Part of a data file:
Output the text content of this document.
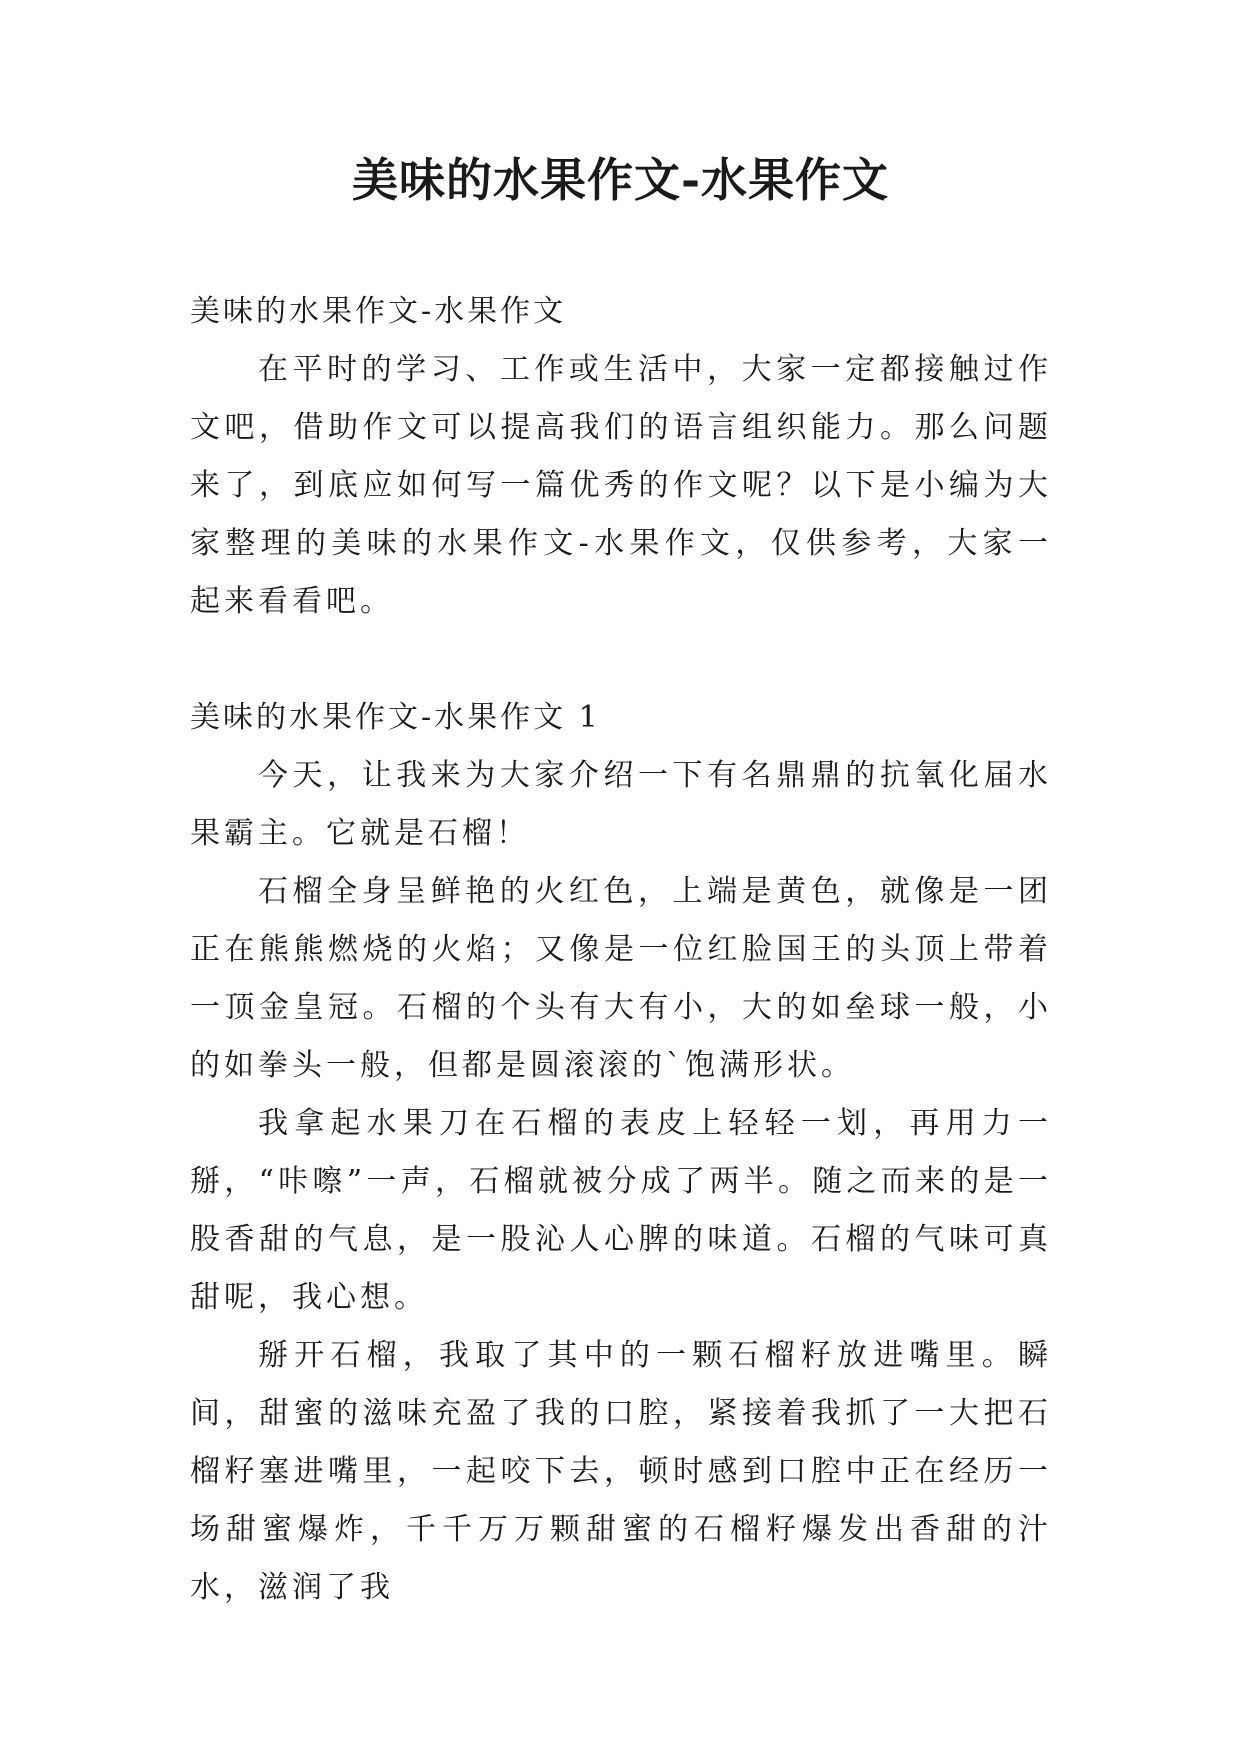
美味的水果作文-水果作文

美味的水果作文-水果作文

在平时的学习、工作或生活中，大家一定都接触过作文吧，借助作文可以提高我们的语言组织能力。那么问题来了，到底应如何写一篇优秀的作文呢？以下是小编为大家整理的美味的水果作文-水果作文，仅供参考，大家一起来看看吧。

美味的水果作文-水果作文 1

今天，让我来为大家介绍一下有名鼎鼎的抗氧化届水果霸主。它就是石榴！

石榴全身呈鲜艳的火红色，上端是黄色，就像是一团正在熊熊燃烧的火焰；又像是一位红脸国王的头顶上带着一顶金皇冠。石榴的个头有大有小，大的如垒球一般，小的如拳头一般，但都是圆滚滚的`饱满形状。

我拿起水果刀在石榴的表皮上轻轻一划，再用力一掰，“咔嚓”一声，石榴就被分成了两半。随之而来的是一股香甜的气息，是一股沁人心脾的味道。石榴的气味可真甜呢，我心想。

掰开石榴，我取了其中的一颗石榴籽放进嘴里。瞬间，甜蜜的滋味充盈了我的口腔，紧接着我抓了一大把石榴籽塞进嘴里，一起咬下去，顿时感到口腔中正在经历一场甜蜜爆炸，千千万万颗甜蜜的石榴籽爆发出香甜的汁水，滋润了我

==

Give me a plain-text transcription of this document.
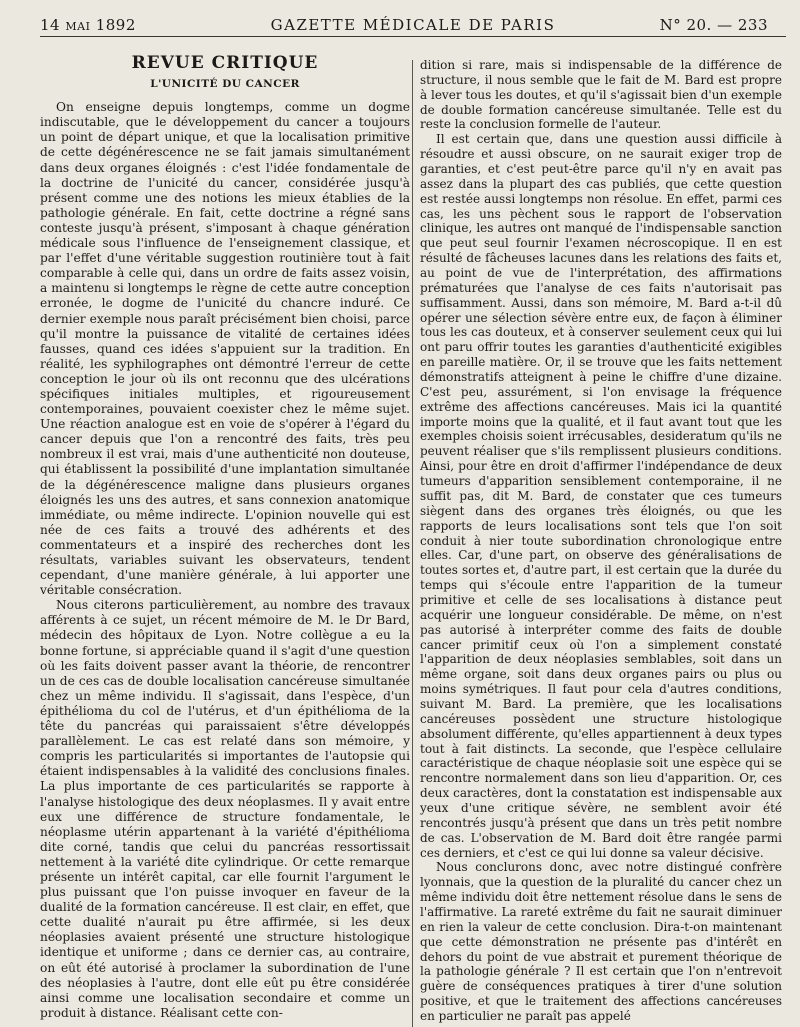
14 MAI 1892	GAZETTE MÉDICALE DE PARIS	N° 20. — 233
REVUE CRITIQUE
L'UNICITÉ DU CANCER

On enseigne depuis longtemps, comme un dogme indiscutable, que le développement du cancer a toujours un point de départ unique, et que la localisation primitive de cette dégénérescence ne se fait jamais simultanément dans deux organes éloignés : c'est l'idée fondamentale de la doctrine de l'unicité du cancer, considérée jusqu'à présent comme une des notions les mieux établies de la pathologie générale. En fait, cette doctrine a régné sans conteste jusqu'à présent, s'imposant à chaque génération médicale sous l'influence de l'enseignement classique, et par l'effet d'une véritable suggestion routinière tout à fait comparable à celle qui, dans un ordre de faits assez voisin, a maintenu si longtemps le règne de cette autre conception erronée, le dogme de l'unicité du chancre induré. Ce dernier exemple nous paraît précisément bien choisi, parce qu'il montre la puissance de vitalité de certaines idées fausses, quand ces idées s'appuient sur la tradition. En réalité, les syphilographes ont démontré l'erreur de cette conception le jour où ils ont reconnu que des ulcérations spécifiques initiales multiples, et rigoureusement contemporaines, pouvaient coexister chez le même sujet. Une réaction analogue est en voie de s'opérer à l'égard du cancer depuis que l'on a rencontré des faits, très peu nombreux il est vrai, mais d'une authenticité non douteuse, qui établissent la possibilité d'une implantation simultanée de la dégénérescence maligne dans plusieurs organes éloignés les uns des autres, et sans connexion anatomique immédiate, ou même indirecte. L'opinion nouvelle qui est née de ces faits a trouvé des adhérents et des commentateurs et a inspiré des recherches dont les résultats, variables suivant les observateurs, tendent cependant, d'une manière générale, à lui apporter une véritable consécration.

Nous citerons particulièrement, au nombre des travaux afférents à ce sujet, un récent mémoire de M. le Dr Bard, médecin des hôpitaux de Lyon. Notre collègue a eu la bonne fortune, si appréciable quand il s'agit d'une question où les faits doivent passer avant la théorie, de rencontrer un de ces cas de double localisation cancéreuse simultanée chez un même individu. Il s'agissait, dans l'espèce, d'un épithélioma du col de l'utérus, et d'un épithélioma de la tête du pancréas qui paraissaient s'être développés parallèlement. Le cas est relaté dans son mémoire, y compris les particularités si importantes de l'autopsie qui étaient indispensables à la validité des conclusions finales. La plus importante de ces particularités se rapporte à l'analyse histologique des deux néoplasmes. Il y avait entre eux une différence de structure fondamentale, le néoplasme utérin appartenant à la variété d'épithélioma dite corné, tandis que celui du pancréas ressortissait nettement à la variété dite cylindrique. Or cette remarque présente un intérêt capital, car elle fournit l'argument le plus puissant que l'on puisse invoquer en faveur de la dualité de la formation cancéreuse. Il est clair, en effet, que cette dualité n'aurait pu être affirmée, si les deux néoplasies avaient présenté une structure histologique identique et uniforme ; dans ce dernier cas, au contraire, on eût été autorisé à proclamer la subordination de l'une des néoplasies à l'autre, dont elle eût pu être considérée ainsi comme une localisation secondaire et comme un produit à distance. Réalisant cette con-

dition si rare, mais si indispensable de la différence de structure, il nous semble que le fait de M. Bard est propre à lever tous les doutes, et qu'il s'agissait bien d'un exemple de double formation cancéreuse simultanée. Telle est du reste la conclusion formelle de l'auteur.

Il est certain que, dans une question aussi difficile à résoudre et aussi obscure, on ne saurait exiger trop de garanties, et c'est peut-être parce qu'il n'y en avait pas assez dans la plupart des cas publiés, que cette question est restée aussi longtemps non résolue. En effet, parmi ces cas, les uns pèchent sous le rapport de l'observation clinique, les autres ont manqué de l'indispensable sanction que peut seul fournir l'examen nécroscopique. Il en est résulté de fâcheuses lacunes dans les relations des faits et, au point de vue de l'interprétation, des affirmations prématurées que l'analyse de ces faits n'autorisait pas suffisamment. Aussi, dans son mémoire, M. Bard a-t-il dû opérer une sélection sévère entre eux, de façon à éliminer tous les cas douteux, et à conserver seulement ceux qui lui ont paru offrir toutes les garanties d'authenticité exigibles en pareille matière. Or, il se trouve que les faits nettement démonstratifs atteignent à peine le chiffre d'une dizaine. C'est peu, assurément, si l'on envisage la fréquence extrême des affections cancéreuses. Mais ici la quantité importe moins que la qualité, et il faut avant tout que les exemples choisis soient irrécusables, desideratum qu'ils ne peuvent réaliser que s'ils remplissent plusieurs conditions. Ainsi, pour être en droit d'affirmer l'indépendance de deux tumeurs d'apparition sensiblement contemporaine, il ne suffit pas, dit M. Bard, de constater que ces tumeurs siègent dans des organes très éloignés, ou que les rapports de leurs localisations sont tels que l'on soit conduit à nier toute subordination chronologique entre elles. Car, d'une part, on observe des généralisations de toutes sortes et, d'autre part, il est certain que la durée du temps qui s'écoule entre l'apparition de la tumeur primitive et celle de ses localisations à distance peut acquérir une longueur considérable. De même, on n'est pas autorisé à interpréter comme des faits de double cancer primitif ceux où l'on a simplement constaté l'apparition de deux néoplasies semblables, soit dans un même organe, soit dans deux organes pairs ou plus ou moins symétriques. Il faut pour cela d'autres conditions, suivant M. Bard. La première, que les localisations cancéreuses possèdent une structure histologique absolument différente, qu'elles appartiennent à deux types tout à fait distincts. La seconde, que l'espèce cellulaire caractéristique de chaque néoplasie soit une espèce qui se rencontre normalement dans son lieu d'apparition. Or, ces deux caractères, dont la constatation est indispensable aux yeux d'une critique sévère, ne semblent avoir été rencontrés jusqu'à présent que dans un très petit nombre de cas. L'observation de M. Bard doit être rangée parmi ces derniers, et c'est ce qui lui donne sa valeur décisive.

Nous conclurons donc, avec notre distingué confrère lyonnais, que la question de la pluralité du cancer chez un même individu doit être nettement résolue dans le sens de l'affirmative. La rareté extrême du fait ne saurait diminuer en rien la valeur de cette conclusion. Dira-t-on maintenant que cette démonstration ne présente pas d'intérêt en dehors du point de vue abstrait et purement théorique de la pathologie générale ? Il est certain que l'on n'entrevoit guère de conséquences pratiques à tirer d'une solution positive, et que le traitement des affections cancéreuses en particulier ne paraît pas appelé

▸ WHAT IS NEEDED
Gather each line from the entries above that includes the word "text".

▸ TASK OUTPUT
Output the text content of this document.
Give me a plain-text transcription of this document.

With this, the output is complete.